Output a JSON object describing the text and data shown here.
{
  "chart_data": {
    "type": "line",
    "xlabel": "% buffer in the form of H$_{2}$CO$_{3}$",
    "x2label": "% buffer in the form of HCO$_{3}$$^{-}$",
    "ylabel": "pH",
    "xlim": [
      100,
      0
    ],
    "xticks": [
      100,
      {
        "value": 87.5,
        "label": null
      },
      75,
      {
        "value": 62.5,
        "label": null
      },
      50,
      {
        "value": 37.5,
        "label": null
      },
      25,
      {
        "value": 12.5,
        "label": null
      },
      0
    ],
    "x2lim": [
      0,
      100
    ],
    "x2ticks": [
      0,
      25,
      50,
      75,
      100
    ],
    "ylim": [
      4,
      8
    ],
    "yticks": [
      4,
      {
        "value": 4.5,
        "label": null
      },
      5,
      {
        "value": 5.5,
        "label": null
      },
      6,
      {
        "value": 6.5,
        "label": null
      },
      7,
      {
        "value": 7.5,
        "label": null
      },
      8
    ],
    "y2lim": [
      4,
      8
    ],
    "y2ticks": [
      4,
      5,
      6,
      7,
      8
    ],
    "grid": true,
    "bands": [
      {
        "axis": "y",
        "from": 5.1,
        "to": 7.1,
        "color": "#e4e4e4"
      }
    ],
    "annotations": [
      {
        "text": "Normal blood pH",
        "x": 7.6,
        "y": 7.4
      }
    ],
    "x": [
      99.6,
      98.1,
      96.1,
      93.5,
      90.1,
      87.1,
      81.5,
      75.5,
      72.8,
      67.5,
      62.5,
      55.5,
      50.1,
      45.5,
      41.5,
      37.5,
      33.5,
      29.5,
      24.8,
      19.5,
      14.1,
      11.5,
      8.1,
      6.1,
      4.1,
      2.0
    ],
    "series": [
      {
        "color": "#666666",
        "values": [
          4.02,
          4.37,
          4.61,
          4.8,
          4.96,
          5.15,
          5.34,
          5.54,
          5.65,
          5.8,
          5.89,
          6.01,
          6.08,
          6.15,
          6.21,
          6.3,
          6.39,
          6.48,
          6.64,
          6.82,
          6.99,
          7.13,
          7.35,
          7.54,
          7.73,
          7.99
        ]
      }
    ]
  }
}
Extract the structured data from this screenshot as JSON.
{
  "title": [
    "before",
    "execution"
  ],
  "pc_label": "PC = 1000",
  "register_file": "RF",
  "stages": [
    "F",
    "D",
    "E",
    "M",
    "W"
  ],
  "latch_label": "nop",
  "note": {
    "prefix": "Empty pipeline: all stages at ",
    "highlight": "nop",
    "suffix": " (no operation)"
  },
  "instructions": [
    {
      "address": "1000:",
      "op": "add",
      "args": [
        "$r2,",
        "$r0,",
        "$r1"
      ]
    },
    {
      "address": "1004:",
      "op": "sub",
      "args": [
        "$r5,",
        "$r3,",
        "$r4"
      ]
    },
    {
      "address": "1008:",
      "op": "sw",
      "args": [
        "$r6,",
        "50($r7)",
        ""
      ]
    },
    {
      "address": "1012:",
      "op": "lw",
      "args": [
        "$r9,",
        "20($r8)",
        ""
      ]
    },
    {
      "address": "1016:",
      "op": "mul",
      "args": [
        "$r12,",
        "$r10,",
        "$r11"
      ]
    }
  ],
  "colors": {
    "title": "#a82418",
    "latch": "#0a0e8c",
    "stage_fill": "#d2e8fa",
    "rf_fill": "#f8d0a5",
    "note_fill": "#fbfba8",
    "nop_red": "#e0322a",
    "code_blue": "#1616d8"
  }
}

· · · · · · ·

(EXERCISE TASK):
Retype the material above, line by line, exactly.

(OUTPUT BELOW):
Output a JSON object describing the text and data shown here.
{
  "chart_data": {
    "type": "line",
    "xlabel": "% buffer in the form of H$_{2}$CO$_{3}$",
    "x2label": "% buffer in the form of HCO$_{3}$$^{-}$",
    "ylabel": "pH",
    "xlim": [
      100,
      0
    ],
    "xticks": [
      100,
      {
        "value": 87.5,
        "label": null
      },
      75,
      {
        "value": 62.5,
        "label": null
      },
      50,
      {
        "value": 37.5,
        "label": null
      },
      25,
      {
        "value": 12.5,
        "label": null
      },
      0
    ],
    "x2lim": [
      0,
      100
    ],
    "x2ticks": [
      0,
      25,
      50,
      75,
      100
    ],
    "ylim": [
      4,
      8
    ],
    "yticks": [
      4,
      {
        "value": 4.5,
        "label": null
      },
      5,
      {
        "value": 5.5,
        "label": null
      },
      6,
      {
        "value": 6.5,
        "label": null
      },
      7,
      {
        "value": 7.5,
        "label": null
      },
      8
    ],
    "y2lim": [
      4,
      8
    ],
    "y2ticks": [
      4,
      5,
      6,
      7,
      8
    ],
    "grid": true,
    "bands": [
      {
        "axis": "y",
        "from": 5.1,
        "to": 7.1,
        "color": "#e4e4e4"
      }
    ],
    "annotations": [
      {
        "text": "Normal blood pH",
        "x": 7.6,
        "y": 7.4
      }
    ],
    "x": [
      99.6,
      98.1,
      96.1,
      93.5,
      90.1,
      87.1,
      81.5,
      75.5,
      72.8,
      67.5,
      62.5,
      55.5,
      50.1,
      45.5,
      41.5,
      37.5,
      33.5,
      29.5,
      24.8,
      19.5,
      14.1,
      11.5,
      8.1,
      6.1,
      4.1,
      2.0
    ],
    "series": [
      {
        "color": "#666666",
        "values": [
          4.02,
          4.37,
          4.61,
          4.8,
          4.96,
          5.15,
          5.34,
          5.54,
          5.65,
          5.8,
          5.89,
          6.01,
          6.08,
          6.15,
          6.21,
          6.3,
          6.39,
          6.48,
          6.64,
          6.82,
          6.99,
          7.13,
          7.35,
          7.54,
          7.73,
          7.99
        ]
      }
    ]
  }
}
Extract the structured data from this screenshot as JSON.
{
  "title": [
    "before",
    "execution"
  ],
  "pc_label": "PC = 1000",
  "register_file": "RF",
  "stages": [
    "F",
    "D",
    "E",
    "M",
    "W"
  ],
  "latch_label": "nop",
  "note": {
    "prefix": "Empty pipeline: all stages at ",
    "highlight": "nop",
    "suffix": " (no operation)"
  },
  "instructions": [
    {
      "address": "1000:",
      "op": "add",
      "args": [
        "$r2,",
        "$r0,",
        "$r1"
      ]
    },
    {
      "address": "1004:",
      "op": "sub",
      "args": [
        "$r5,",
        "$r3,",
        "$r4"
      ]
    },
    {
      "address": "1008:",
      "op": "sw",
      "args": [
        "$r6,",
        "50($r7)",
        ""
      ]
    },
    {
      "address": "1012:",
      "op": "lw",
      "args": [
        "$r9,",
        "20($r8)",
        ""
      ]
    },
    {
      "address": "1016:",
      "op": "mul",
      "args": [
        "$r12,",
        "$r10,",
        "$r11"
      ]
    }
  ],
  "colors": {
    "title": "#a82418",
    "latch": "#0a0e8c",
    "stage_fill": "#d2e8fa",
    "rf_fill": "#f8d0a5",
    "note_fill": "#fbfba8",
    "nop_red": "#e0322a",
    "code_blue": "#1616d8"
  }
}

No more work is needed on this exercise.